• [Collected data entries]:
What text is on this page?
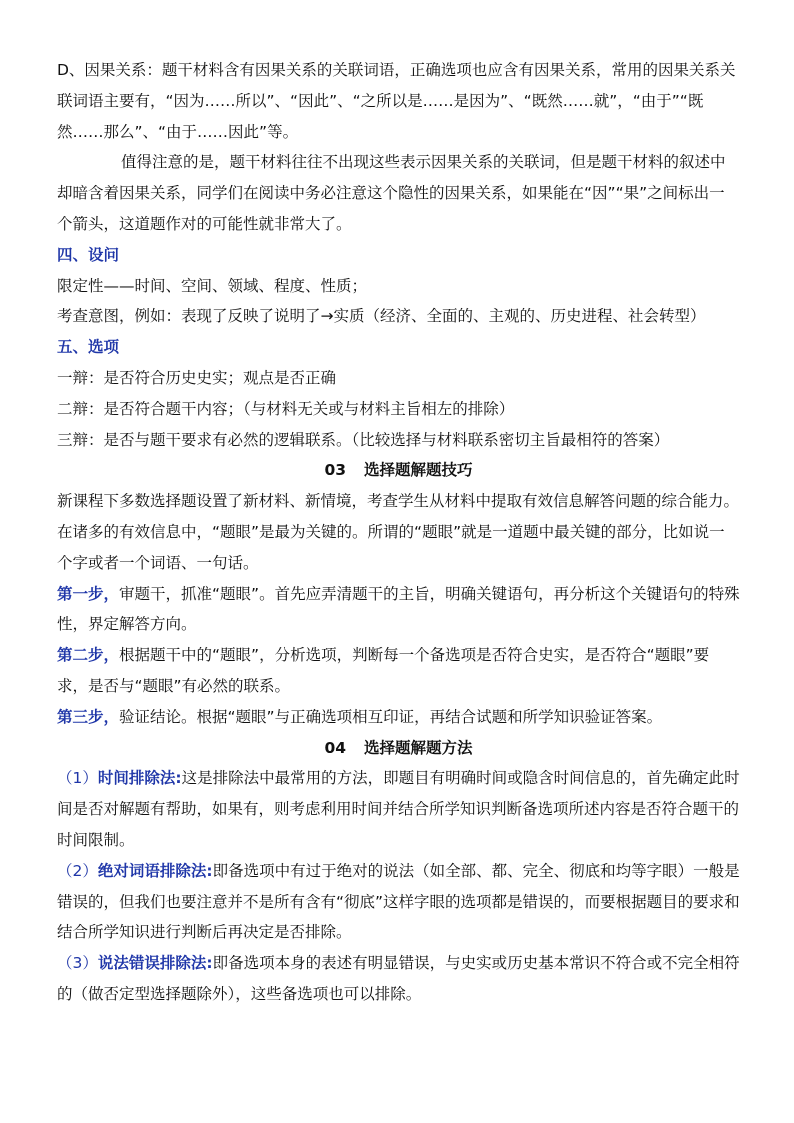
D、因果关系：题干材料含有因果关系的关联词语，正确选项也应含有因果关系，常用的因果关系关联词语主要有，“因为……所以”、“因此”、“之所以是……是因为”、“既然……就”，“由于”“既然……那么”、“由于……因此”等。

值得注意的是，题干材料往往不出现这些表示因果关系的关联词，但是题干材料的叙述中却暗含着因果关系，同学们在阅读中务必注意这个隐性的因果关系，如果能在“因”“果”之间标出一个箭头，这道题作对的可能性就非常大了。

四、设问

限定性——时间、空间、领域、程度、性质；

考查意图，例如：表现了反映了说明了→实质（经济、全面的、主观的、历史进程、社会转型）

五、选项

一辩：是否符合历史史实；观点是否正确

二辩：是否符合题干内容；（与材料无关或与材料主旨相左的排除）

三辩：是否与题干要求有必然的逻辑联系。（比较选择与材料联系密切主旨最相符的答案）

03 选择题解题技巧

新课程下多数选择题设置了新材料、新情境，考查学生从材料中提取有效信息解答问题的综合能力。在诸多的有效信息中，“题眼”是最为关键的。所谓的“题眼”就是一道题中最关键的部分，比如说一个字或者一个词语、一句话。

第一步，审题干，抓准“题眼”。首先应弄清题干的主旨，明确关键语句，再分析这个关键语句的特殊性，界定解答方向。

第二步，根据题干中的“题眼”，分析选项，判断每一个备选项是否符合史实，是否符合“题眼”要求，是否与“题眼”有必然的联系。

第三步，验证结论。根据“题眼”与正确选项相互印证，再结合试题和所学知识验证答案。

04 选择题解题方法

（1）时间排除法:这是排除法中最常用的方法，即题目有明确时间或隐含时间信息的，首先确定此时间是否对解题有帮助，如果有，则考虑利用时间并结合所学知识判断备选项所述内容是否符合题干的时间限制。

（2）绝对词语排除法:即备选项中有过于绝对的说法（如全部、都、完全、彻底和均等字眼）一般是错误的，但我们也要注意并不是所有含有“彻底”这样字眼的选项都是错误的，而要根据题目的要求和结合所学知识进行判断后再决定是否排除。

（3）说法错误排除法:即备选项本身的表述有明显错误，与史实或历史基本常识不符合或不完全相符的（做否定型选择题除外），这些备选项也可以排除。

• [WHAT NEEDS TO BE DONE]:
Omit pictures; set down the rest of the material word for word.

• [RESULT OF THE EXERCISE]:
What text is on this page?
D、因果关系：题干材料含有因果关系的关联词语，正确选项也应含有因果关系，常用的因果关系关联词语主要有，“因为……所以”、“因此”、“之所以是……是因为”、“既然……就”，“由于”“既然……那么”、“由于……因此”等。

值得注意的是，题干材料往往不出现这些表示因果关系的关联词，但是题干材料的叙述中却暗含着因果关系，同学们在阅读中务必注意这个隐性的因果关系，如果能在“因”“果”之间标出一个箭头，这道题作对的可能性就非常大了。

四、设问

限定性——时间、空间、领域、程度、性质；

考查意图，例如：表现了反映了说明了→实质（经济、全面的、主观的、历史进程、社会转型）

五、选项

一辩：是否符合历史史实；观点是否正确

二辩：是否符合题干内容；（与材料无关或与材料主旨相左的排除）

三辩：是否与题干要求有必然的逻辑联系。（比较选择与材料联系密切主旨最相符的答案）

03 选择题解题技巧

新课程下多数选择题设置了新材料、新情境，考查学生从材料中提取有效信息解答问题的综合能力。在诸多的有效信息中，“题眼”是最为关键的。所谓的“题眼”就是一道题中最关键的部分，比如说一个字或者一个词语、一句话。

第一步，审题干，抓准“题眼”。首先应弄清题干的主旨，明确关键语句，再分析这个关键语句的特殊性，界定解答方向。

第二步，根据题干中的“题眼”，分析选项，判断每一个备选项是否符合史实，是否符合“题眼”要求，是否与“题眼”有必然的联系。

第三步，验证结论。根据“题眼”与正确选项相互印证，再结合试题和所学知识验证答案。

04 选择题解题方法

（1）时间排除法:这是排除法中最常用的方法，即题目有明确时间或隐含时间信息的，首先确定此时间是否对解题有帮助，如果有，则考虑利用时间并结合所学知识判断备选项所述内容是否符合题干的时间限制。

（2）绝对词语排除法:即备选项中有过于绝对的说法（如全部、都、完全、彻底和均等字眼）一般是错误的，但我们也要注意并不是所有含有“彻底”这样字眼的选项都是错误的，而要根据题目的要求和结合所学知识进行判断后再决定是否排除。

（3）说法错误排除法:即备选项本身的表述有明显错误，与史实或历史基本常识不符合或不完全相符的（做否定型选择题除外），这些备选项也可以排除。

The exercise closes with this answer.